== WHAT THIS TASK INVOLVES ==
Repeat, exactly and alone, every line from the line that contains "Serialize everything readable" to the end of the entries.

-- START GIVEN RECORDS --

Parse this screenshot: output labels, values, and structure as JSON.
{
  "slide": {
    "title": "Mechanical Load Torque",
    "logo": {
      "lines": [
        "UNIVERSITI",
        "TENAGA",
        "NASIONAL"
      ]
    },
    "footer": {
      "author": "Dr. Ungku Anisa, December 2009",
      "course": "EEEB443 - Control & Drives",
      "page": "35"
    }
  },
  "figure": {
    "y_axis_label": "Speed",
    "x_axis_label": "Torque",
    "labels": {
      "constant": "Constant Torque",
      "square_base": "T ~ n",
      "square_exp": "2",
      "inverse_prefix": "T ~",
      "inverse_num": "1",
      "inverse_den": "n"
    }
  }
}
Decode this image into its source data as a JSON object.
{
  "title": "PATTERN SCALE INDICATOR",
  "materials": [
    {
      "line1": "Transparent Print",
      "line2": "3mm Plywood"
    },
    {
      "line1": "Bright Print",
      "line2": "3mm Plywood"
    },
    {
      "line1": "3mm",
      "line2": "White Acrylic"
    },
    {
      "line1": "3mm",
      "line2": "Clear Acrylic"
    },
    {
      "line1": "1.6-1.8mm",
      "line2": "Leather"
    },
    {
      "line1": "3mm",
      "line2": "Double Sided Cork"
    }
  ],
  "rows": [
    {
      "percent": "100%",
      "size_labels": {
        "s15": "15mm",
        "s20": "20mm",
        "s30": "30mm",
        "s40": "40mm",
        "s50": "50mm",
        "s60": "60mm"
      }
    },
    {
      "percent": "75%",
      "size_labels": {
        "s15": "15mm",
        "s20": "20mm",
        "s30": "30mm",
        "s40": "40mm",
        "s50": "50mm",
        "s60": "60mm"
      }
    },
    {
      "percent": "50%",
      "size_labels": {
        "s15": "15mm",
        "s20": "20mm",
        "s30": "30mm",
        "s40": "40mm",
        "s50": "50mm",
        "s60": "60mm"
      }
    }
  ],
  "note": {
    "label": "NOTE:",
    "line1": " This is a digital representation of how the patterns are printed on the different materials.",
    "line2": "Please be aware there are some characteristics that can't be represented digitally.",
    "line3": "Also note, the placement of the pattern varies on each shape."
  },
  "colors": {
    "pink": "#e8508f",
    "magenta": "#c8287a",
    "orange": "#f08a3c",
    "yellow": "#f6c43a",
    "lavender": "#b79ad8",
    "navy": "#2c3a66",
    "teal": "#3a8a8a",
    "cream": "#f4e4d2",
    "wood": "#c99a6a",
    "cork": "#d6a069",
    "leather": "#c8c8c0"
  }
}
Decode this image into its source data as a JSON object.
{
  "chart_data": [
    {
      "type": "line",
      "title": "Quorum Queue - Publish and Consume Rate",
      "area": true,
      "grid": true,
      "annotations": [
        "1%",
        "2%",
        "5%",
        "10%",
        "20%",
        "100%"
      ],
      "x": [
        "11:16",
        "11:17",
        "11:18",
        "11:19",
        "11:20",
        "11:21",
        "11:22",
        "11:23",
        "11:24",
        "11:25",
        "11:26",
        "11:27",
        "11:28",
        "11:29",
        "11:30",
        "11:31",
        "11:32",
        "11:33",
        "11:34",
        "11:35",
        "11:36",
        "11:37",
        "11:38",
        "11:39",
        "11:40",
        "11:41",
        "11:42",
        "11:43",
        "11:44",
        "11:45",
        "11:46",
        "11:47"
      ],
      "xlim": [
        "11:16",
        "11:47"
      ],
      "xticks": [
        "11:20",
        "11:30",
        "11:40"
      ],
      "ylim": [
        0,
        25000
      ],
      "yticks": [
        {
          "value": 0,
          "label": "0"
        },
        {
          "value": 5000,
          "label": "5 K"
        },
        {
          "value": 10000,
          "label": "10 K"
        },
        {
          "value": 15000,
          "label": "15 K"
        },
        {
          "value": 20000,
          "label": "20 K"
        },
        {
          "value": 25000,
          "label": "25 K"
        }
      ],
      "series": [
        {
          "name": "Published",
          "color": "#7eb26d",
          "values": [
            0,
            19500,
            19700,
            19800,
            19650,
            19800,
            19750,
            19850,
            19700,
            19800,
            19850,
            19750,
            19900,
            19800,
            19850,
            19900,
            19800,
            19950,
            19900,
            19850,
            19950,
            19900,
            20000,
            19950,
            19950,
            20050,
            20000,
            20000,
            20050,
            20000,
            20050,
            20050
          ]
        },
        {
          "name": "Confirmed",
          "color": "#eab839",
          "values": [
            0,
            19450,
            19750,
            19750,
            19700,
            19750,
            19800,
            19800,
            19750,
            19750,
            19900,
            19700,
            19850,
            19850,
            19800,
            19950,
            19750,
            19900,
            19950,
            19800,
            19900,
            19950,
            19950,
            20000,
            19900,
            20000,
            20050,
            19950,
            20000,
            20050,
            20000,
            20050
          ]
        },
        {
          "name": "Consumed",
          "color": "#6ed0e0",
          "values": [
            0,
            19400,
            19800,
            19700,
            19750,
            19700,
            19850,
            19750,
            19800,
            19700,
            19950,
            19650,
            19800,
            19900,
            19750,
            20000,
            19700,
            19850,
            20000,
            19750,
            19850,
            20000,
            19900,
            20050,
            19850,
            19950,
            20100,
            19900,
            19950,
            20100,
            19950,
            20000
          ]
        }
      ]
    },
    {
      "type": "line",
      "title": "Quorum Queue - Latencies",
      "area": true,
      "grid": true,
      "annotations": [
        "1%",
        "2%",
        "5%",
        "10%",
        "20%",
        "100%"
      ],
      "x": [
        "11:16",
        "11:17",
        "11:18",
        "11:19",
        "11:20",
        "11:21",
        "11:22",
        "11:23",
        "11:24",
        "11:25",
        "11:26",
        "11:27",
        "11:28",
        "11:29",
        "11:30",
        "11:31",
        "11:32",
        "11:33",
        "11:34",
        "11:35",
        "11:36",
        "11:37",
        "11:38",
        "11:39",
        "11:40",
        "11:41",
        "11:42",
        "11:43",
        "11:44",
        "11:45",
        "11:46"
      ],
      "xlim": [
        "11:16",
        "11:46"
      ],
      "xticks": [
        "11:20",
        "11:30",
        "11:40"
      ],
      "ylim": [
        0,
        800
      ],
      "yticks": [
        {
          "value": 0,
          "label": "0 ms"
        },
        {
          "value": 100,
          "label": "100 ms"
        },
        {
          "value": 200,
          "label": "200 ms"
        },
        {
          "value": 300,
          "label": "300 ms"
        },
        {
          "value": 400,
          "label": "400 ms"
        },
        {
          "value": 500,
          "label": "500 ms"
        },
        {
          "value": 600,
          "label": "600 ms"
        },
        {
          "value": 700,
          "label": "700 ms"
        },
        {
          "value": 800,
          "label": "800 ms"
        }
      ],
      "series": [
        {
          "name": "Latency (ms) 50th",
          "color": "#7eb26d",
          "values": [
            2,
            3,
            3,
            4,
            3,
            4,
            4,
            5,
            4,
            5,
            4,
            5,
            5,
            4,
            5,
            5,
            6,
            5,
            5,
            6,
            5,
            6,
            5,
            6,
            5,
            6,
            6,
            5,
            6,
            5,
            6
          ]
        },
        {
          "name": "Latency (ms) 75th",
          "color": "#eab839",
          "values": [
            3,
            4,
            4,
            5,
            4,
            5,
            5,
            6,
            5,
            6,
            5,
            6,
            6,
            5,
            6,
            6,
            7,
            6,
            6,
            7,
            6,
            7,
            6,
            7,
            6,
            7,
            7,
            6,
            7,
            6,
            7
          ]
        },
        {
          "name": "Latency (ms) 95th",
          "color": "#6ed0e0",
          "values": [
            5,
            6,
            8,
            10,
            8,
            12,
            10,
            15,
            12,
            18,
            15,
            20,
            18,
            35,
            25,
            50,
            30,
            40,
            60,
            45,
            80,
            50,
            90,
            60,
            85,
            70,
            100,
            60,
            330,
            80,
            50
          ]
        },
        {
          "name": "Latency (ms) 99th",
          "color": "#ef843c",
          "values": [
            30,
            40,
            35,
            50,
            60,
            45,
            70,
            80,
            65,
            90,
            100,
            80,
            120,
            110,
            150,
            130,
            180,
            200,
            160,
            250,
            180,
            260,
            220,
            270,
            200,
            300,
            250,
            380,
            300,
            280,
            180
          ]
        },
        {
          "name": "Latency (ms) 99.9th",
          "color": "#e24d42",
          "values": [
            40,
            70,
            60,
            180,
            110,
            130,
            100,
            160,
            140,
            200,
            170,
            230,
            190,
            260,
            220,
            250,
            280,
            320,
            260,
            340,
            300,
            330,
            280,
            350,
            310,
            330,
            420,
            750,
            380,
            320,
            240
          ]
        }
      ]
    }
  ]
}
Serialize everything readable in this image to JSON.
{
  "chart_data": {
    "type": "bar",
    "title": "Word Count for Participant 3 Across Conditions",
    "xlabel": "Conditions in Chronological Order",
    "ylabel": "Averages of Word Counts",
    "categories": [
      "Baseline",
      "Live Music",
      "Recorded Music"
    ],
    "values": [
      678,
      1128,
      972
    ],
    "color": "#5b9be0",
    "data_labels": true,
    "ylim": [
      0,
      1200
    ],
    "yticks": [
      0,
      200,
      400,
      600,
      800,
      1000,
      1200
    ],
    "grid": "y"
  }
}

-- END GIVEN RECORDS --

== CORRECT RESPONSE ==
Serialize everything readable in this image to JSON.
{
  "chart_data": {
    "type": "bar",
    "title": "Word Count for Participant 3 Across Conditions",
    "xlabel": "Conditions in Chronological Order",
    "ylabel": "Averages of Word Counts",
    "categories": [
      "Baseline",
      "Live Music",
      "Recorded Music"
    ],
    "values": [
      678,
      1128,
      972
    ],
    "color": "#5b9be0",
    "data_labels": true,
    "ylim": [
      0,
      1200
    ],
    "yticks": [
      0,
      200,
      400,
      600,
      800,
      1000,
      1200
    ],
    "grid": "y"
  }
}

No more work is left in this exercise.